EXTRACTED MATERIAL:
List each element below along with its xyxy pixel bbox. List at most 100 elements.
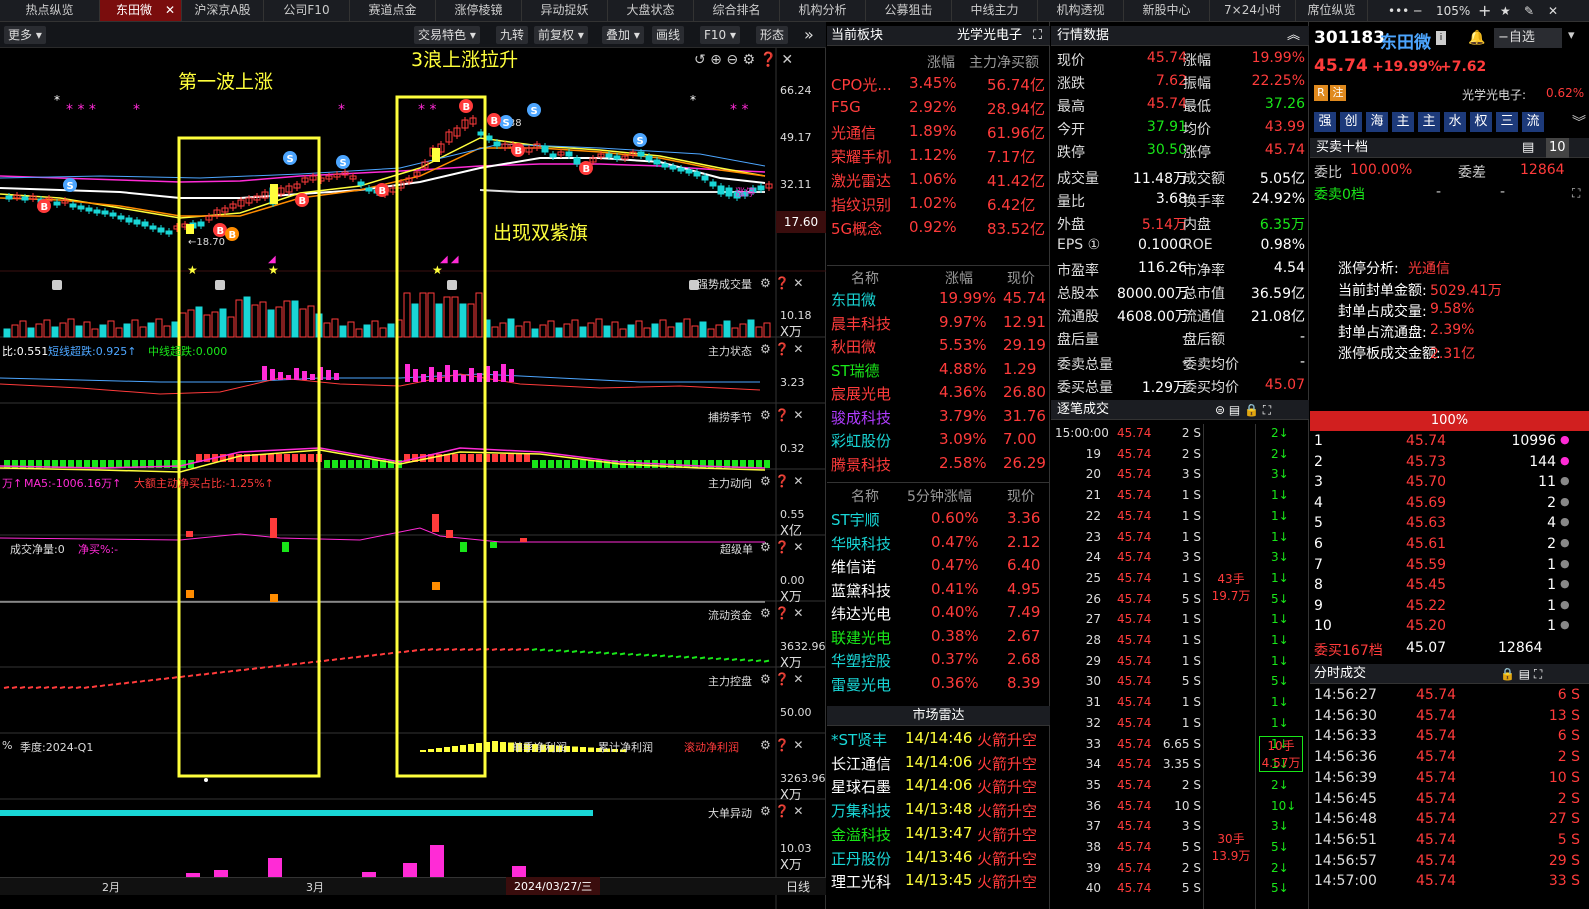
- fivemin-row-name[interactable]: 维信诺: [831, 556, 876, 577]
- tab-f10[interactable]: 公司F10: [264, 0, 350, 21]
- more-dropdown[interactable]: 更多 ▾: [4, 26, 46, 44]
- fivemin-row-name[interactable]: 联建光电: [831, 627, 891, 648]
- zoom-in-icon[interactable]: +: [1478, 0, 1491, 22]
- intraday-controls[interactable]: 🔒 ▤ ⛶: [1500, 664, 1542, 684]
- dropdown-icon[interactable]: ▾: [1568, 28, 1575, 43]
- peer-row-name[interactable]: 宸展光电: [831, 383, 891, 404]
- adjust-dropdown[interactable]: 前复权 ▾: [534, 26, 588, 44]
- tab-market[interactable]: 沪深京A股: [182, 0, 264, 21]
- tab-quarter-profit[interactable]: 单季净利润: [512, 739, 567, 755]
- panel-controls[interactable]: ⚙ ❓ ✕: [760, 342, 803, 356]
- sector-row-name[interactable]: 指纹识别: [831, 194, 891, 215]
- tab-limitup[interactable]: 涨停棱镜: [436, 0, 522, 21]
- tab-abnormal[interactable]: 异动捉妖: [522, 0, 608, 21]
- peer-row-name[interactable]: 骏成科技: [831, 407, 891, 428]
- tag-button[interactable]: 水: [1444, 112, 1466, 132]
- edit-icon[interactable]: ✎: [1524, 0, 1534, 22]
- tab-main[interactable]: 中线主力: [952, 0, 1038, 21]
- tab-fund[interactable]: 公募狙击: [866, 0, 952, 21]
- tab-ipo[interactable]: 新股中心: [1124, 0, 1210, 21]
- chevron-down-icon[interactable]: ︾: [1572, 112, 1586, 132]
- tag-button[interactable]: 主: [1392, 112, 1414, 132]
- sector-row-name[interactable]: 光通信: [831, 122, 876, 143]
- tab-status[interactable]: 大盘状态: [608, 0, 694, 21]
- minimize-icon[interactable]: ─: [1414, 0, 1421, 22]
- chart-controls[interactable]: ↺ ⊕ ⊖ ⚙ ❓ ✕: [694, 52, 793, 68]
- fivemin-row-name[interactable]: 华映科技: [831, 533, 891, 554]
- radar-row-name[interactable]: *ST贤丰: [831, 729, 887, 750]
- add-watchlist-button[interactable]: −自选: [1494, 28, 1562, 48]
- fivemin-row-name[interactable]: 纬达光电: [831, 603, 891, 624]
- tag-button[interactable]: 主: [1418, 112, 1440, 132]
- sector-row-name[interactable]: 荣耀手机: [831, 146, 891, 167]
- tag-button[interactable]: 流: [1522, 112, 1544, 132]
- ticks-controls[interactable]: ⊜ ▤ 🔒 ⛶: [1215, 400, 1271, 420]
- f10-dropdown[interactable]: F10 ▾: [700, 26, 741, 44]
- tab-cumulative-profit[interactable]: 累计净利润: [598, 739, 653, 755]
- tab-rank[interactable]: 综合排名: [694, 0, 780, 21]
- info-icon[interactable]: i: [1436, 31, 1446, 45]
- tag-button[interactable]: 三: [1496, 112, 1518, 132]
- panel-controls[interactable]: ⚙ ❓ ✕: [760, 474, 803, 488]
- pattern-button[interactable]: 形态: [756, 26, 789, 44]
- tab-inst2[interactable]: 机构透视: [1038, 0, 1124, 21]
- panel-controls[interactable]: ⚙ ❓ ✕: [760, 738, 803, 752]
- panel-controls[interactable]: ⚙ ❓ ✕: [760, 540, 803, 554]
- peer-row-name[interactable]: 晨丰科技: [831, 313, 891, 334]
- level-10-button[interactable]: 10: [1546, 138, 1569, 158]
- peer-row-name[interactable]: 东田微: [831, 289, 876, 310]
- tag-button[interactable]: 创: [1340, 112, 1362, 132]
- panel-controls[interactable]: ⚙ ❓ ✕: [760, 804, 803, 818]
- radar-row-name[interactable]: 万集科技: [831, 800, 891, 821]
- trade-feature-dropdown[interactable]: 交易特色 ▾: [414, 26, 480, 44]
- overlay-dropdown[interactable]: 叠加 ▾: [602, 26, 644, 44]
- tab-724[interactable]: 7×24小时: [1210, 0, 1296, 21]
- tag-button[interactable]: 权: [1470, 112, 1492, 132]
- peer-row-name[interactable]: 秋田微: [831, 336, 876, 357]
- radar-row-name[interactable]: 星球石墨: [831, 776, 891, 797]
- panel-controls[interactable]: ⚙ ❓ ✕: [760, 606, 803, 620]
- radar-row-name[interactable]: 理工光科: [831, 871, 891, 892]
- close-icon[interactable]: ✕: [165, 0, 175, 21]
- expand-icon[interactable]: »: [800, 26, 818, 44]
- star-icon[interactable]: ★: [1500, 0, 1511, 22]
- radar-row-name[interactable]: 长江通信: [831, 753, 891, 774]
- tab-track[interactable]: 赛道点金: [350, 0, 436, 21]
- sector-row-name[interactable]: F5G: [831, 98, 861, 116]
- sector-name[interactable]: 光学光电子: [957, 26, 1022, 46]
- close-window-icon[interactable]: ✕: [1548, 0, 1558, 22]
- tag-button[interactable]: 强: [1314, 112, 1336, 132]
- tag-zhu[interactable]: 注: [1330, 85, 1346, 101]
- radar-row-name[interactable]: 金溢科技: [831, 824, 891, 845]
- more-icon[interactable]: •••: [1388, 0, 1409, 22]
- panel-controls[interactable]: ⚙ ❓ ✕: [760, 408, 803, 422]
- sector-row-name[interactable]: 5G概念: [831, 218, 882, 239]
- bell-icon[interactable]: 🔔: [1468, 30, 1485, 46]
- tab-hot[interactable]: 热点纵览: [0, 0, 100, 21]
- tag-button[interactable]: 海: [1366, 112, 1388, 132]
- panel-controls[interactable]: ⚙ ❓ ✕: [760, 672, 803, 686]
- peer-row-name[interactable]: 腾景科技: [831, 454, 891, 475]
- nine-turn-button[interactable]: 九转: [496, 26, 529, 44]
- list-icon[interactable]: ▤: [1522, 138, 1534, 158]
- tab-inst[interactable]: 机构分析: [780, 0, 866, 21]
- fivemin-row-name[interactable]: 蓝黛科技: [831, 580, 891, 601]
- fivemin-row-name[interactable]: 华塑控股: [831, 650, 891, 671]
- collapse-icon[interactable]: ︽: [1287, 26, 1300, 46]
- fivemin-row-name[interactable]: ST宇顺: [831, 509, 880, 530]
- period-label[interactable]: 日线: [786, 878, 810, 895]
- tab-seat[interactable]: 席位纵览: [1296, 0, 1368, 21]
- panel-controls[interactable]: ⚙ ❓ ✕: [760, 276, 803, 290]
- peer-row-name[interactable]: ST瑞德: [831, 360, 880, 381]
- radar-row-name[interactable]: 正丹股份: [831, 848, 891, 869]
- draw-button[interactable]: 画线: [652, 26, 685, 44]
- tab-rolling-profit[interactable]: 滚动净利润: [684, 739, 739, 755]
- tag-r[interactable]: R: [1314, 85, 1328, 101]
- expand-icon[interactable]: ⛶: [1572, 186, 1580, 201]
- sector-row-name[interactable]: 激光雷达: [831, 170, 891, 191]
- fivemin-row-name[interactable]: 雷曼光电: [831, 674, 891, 695]
- tab-dongtianwei[interactable]: 东田微 ✕: [100, 0, 182, 21]
- expand-icon[interactable]: ⛶: [1033, 26, 1042, 46]
- peer-row-name[interactable]: 彩虹股份: [831, 430, 891, 451]
- sector-row-name[interactable]: CPO光...: [831, 74, 892, 95]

AIM OF THE EXERCISE:
Please render the lines of the entries above as a numbered list, skipping any blank lines and omitting the pictures.

WORKED SOLUTION:
1. List each element below along with its xyxy pixel bbox. List at most 100 elements.
2. - fivemin-row-name[interactable]: 维信诺: [831, 556, 876, 577]
3. - tab-f10[interactable]: 公司F10: [264, 0, 350, 21]
4. - more-dropdown[interactable]: 更多 ▾: [4, 26, 46, 44]
5. - fivemin-row-name[interactable]: 联建光电: [831, 627, 891, 648]
6. - zoom-in-icon[interactable]: +: [1478, 0, 1491, 22]
7. - intraday-controls[interactable]: 🔒 ▤ ⛶: [1500, 664, 1542, 684]
8. - dropdown-icon[interactable]: ▾: [1568, 28, 1575, 43]
9. - peer-row-name[interactable]: 宸展光电: [831, 383, 891, 404]
10. - adjust-dropdown[interactable]: 前复权 ▾: [534, 26, 588, 44]
11. - tab-market[interactable]: 沪深京A股: [182, 0, 264, 21]
12. - tab-quarter-profit[interactable]: 单季净利润: [512, 739, 567, 755]
13. - panel-controls[interactable]: ⚙ ❓ ✕: [760, 342, 803, 356]
14. - sector-row-name[interactable]: 指纹识别: [831, 194, 891, 215]
15. - tab-limitup[interactable]: 涨停棱镜: [436, 0, 522, 21]
16. - tab-abnormal[interactable]: 异动捉妖: [522, 0, 608, 21]
17. - peer-row-name[interactable]: 骏成科技: [831, 407, 891, 428]
18. - tag-button[interactable]: 水: [1444, 112, 1466, 132]
19. - edit-icon[interactable]: ✎: [1524, 0, 1534, 22]
20. - tab-main[interactable]: 中线主力: [952, 0, 1038, 21]
21. - tab-fund[interactable]: 公募狙击: [866, 0, 952, 21]
22. - tab-ipo[interactable]: 新股中心: [1124, 0, 1210, 21]
23. - chevron-down-icon[interactable]: ︾: [1572, 112, 1586, 132]
24. - tag-button[interactable]: 主: [1392, 112, 1414, 132]
25. - sector-row-name[interactable]: 光通信: [831, 122, 876, 143]
26. - tab-status[interactable]: 大盘状态: [608, 0, 694, 21]
27. - minimize-icon[interactable]: ─: [1414, 0, 1421, 22]
28. - chart-controls[interactable]: ↺ ⊕ ⊖ ⚙ ❓ ✕: [694, 52, 793, 68]
29. - fivemin-row-name[interactable]: 华映科技: [831, 533, 891, 554]
30. - radar-row-name[interactable]: *ST贤丰: [831, 729, 887, 750]
31. - add-watchlist-button[interactable]: −自选: [1494, 28, 1562, 48]
32. - fivemin-row-name[interactable]: 纬达光电: [831, 603, 891, 624]
33. - tag-button[interactable]: 主: [1418, 112, 1440, 132]
34. - sector-row-name[interactable]: 荣耀手机: [831, 146, 891, 167]
35. - tag-button[interactable]: 流: [1522, 112, 1544, 132]
36. - ticks-controls[interactable]: ⊜ ▤ 🔒 ⛶: [1215, 400, 1271, 420]
37. - f10-dropdown[interactable]: F10 ▾: [700, 26, 741, 44]
38. - tab-cumulative-profit[interactable]: 累计净利润: [598, 739, 653, 755]
39. - tab-rank[interactable]: 综合排名: [694, 0, 780, 21]
40. - info-icon[interactable]: i: [1436, 31, 1446, 45]
41. - tag-button[interactable]: 三: [1496, 112, 1518, 132]
42. - panel-controls[interactable]: ⚙ ❓ ✕: [760, 474, 803, 488]
43. - pattern-button[interactable]: 形态: [756, 26, 789, 44]
44. - tab-inst2[interactable]: 机构透视: [1038, 0, 1124, 21]
45. - panel-controls[interactable]: ⚙ ❓ ✕: [760, 738, 803, 752]
46. - panel-controls[interactable]: ⚙ ❓ ✕: [760, 540, 803, 554]
47. - peer-row-name[interactable]: 晨丰科技: [831, 313, 891, 334]
48. - level-10-button[interactable]: 10: [1546, 138, 1569, 158]
49. - peer-row-name[interactable]: 东田微: [831, 289, 876, 310]
50. - tag-button[interactable]: 创: [1340, 112, 1362, 132]
51. - panel-controls[interactable]: ⚙ ❓ ✕: [760, 804, 803, 818]
52. - radar-row-name[interactable]: 万集科技: [831, 800, 891, 821]
53. - trade-feature-dropdown[interactable]: 交易特色 ▾: [414, 26, 480, 44]
54. - overlay-dropdown[interactable]: 叠加 ▾: [602, 26, 644, 44]
55. - tab-724[interactable]: 7×24小时: [1210, 0, 1296, 21]
56. - tag-button[interactable]: 权: [1470, 112, 1492, 132]
57. - peer-row-name[interactable]: 秋田微: [831, 336, 876, 357]
58. - radar-row-name[interactable]: 星球石墨: [831, 776, 891, 797]
59. - panel-controls[interactable]: ⚙ ❓ ✕: [760, 606, 803, 620]
60. - radar-row-name[interactable]: 理工光科: [831, 871, 891, 892]
61. - close-icon[interactable]: ✕: [165, 0, 175, 21]
62. - expand-icon[interactable]: »: [800, 26, 818, 44]
63. - star-icon[interactable]: ★: [1500, 0, 1511, 22]
64. - radar-row-name[interactable]: 长江通信: [831, 753, 891, 774]
65. - tab-track[interactable]: 赛道点金: [350, 0, 436, 21]
66. - sector-row-name[interactable]: F5G: [831, 98, 861, 116]
67. - sector-name[interactable]: 光学光电子: [957, 26, 1022, 46]
68. - close-window-icon[interactable]: ✕: [1548, 0, 1558, 22]
69. - tag-button[interactable]: 强: [1314, 112, 1336, 132]
70. - tag-zhu[interactable]: 注: [1330, 85, 1346, 101]
71. - radar-row-name[interactable]: 金溢科技: [831, 824, 891, 845]
72. - more-icon[interactable]: •••: [1388, 0, 1409, 22]
73. - panel-controls[interactable]: ⚙ ❓ ✕: [760, 408, 803, 422]
74. - sector-row-name[interactable]: 5G概念: [831, 218, 882, 239]
75. - bell-icon[interactable]: 🔔: [1468, 30, 1485, 46]
76. - tab-hot[interactable]: 热点纵览: [0, 0, 100, 21]
77. - tag-button[interactable]: 海: [1366, 112, 1388, 132]
78. - panel-controls[interactable]: ⚙ ❓ ✕: [760, 672, 803, 686]
79. - peer-row-name[interactable]: 腾景科技: [831, 454, 891, 475]
80. - nine-turn-button[interactable]: 九转: [496, 26, 529, 44]
81. - list-icon[interactable]: ▤: [1522, 138, 1534, 158]
82. - tab-inst[interactable]: 机构分析: [780, 0, 866, 21]
83. - fivemin-row-name[interactable]: 蓝黛科技: [831, 580, 891, 601]
84. - fivemin-row-name[interactable]: 华塑控股: [831, 650, 891, 671]
85. - collapse-icon[interactable]: ︽: [1287, 26, 1300, 46]
86. - fivemin-row-name[interactable]: ST宇顺: [831, 509, 880, 530]
87. - period-label[interactable]: 日线: [786, 878, 810, 895]
88. - tab-seat[interactable]: 席位纵览: [1296, 0, 1368, 21]
89. - panel-controls[interactable]: ⚙ ❓ ✕: [760, 276, 803, 290]
90. - peer-row-name[interactable]: ST瑞德: [831, 360, 880, 381]
91. - radar-row-name[interactable]: 正丹股份: [831, 848, 891, 869]
92. - draw-button[interactable]: 画线: [652, 26, 685, 44]
93. - tab-rolling-profit[interactable]: 滚动净利润: [684, 739, 739, 755]
94. - tag-r[interactable]: R: [1314, 85, 1328, 101]
95. - expand-icon[interactable]: ⛶: [1572, 186, 1580, 201]
96. - sector-row-name[interactable]: 激光雷达: [831, 170, 891, 191]
97. - fivemin-row-name[interactable]: 雷曼光电: [831, 674, 891, 695]
98. - tab-dongtianwei[interactable]: 东田微 ✕: [100, 0, 182, 21]
99. - expand-icon[interactable]: ⛶: [1033, 26, 1042, 46]
100. - peer-row-name[interactable]: 彩虹股份: [831, 430, 891, 451]
101. - sector-row-name[interactable]: CPO光...: [831, 74, 892, 95]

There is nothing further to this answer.